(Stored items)
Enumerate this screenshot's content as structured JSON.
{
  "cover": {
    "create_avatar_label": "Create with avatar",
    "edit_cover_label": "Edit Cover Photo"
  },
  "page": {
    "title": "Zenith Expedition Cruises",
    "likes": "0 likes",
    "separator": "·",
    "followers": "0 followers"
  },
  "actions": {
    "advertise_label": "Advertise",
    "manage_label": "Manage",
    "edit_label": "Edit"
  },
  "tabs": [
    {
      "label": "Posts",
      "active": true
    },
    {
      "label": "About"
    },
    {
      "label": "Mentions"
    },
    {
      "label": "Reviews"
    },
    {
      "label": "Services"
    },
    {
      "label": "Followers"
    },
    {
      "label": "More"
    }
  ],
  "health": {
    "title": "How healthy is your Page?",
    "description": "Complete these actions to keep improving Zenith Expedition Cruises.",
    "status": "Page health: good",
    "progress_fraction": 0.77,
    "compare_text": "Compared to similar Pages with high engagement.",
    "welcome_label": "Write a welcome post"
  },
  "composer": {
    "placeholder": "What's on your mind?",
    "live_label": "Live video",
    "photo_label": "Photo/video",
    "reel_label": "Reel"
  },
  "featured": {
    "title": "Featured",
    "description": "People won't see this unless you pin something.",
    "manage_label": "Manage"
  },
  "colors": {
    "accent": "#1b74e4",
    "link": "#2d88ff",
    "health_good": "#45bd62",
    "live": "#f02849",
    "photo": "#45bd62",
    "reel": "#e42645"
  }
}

Exercise:
Above are some records; repeat all of them exactly.

Result of the exercise:
Enumerate this screenshot's content as structured JSON.
{
  "cover": {
    "create_avatar_label": "Create with avatar",
    "edit_cover_label": "Edit Cover Photo"
  },
  "page": {
    "title": "Zenith Expedition Cruises",
    "likes": "0 likes",
    "separator": "·",
    "followers": "0 followers"
  },
  "actions": {
    "advertise_label": "Advertise",
    "manage_label": "Manage",
    "edit_label": "Edit"
  },
  "tabs": [
    {
      "label": "Posts",
      "active": true
    },
    {
      "label": "About"
    },
    {
      "label": "Mentions"
    },
    {
      "label": "Reviews"
    },
    {
      "label": "Services"
    },
    {
      "label": "Followers"
    },
    {
      "label": "More"
    }
  ],
  "health": {
    "title": "How healthy is your Page?",
    "description": "Complete these actions to keep improving Zenith Expedition Cruises.",
    "status": "Page health: good",
    "progress_fraction": 0.77,
    "compare_text": "Compared to similar Pages with high engagement.",
    "welcome_label": "Write a welcome post"
  },
  "composer": {
    "placeholder": "What's on your mind?",
    "live_label": "Live video",
    "photo_label": "Photo/video",
    "reel_label": "Reel"
  },
  "featured": {
    "title": "Featured",
    "description": "People won't see this unless you pin something.",
    "manage_label": "Manage"
  },
  "colors": {
    "accent": "#1b74e4",
    "link": "#2d88ff",
    "health_good": "#45bd62",
    "live": "#f02849",
    "photo": "#45bd62",
    "reel": "#e42645"
  }
}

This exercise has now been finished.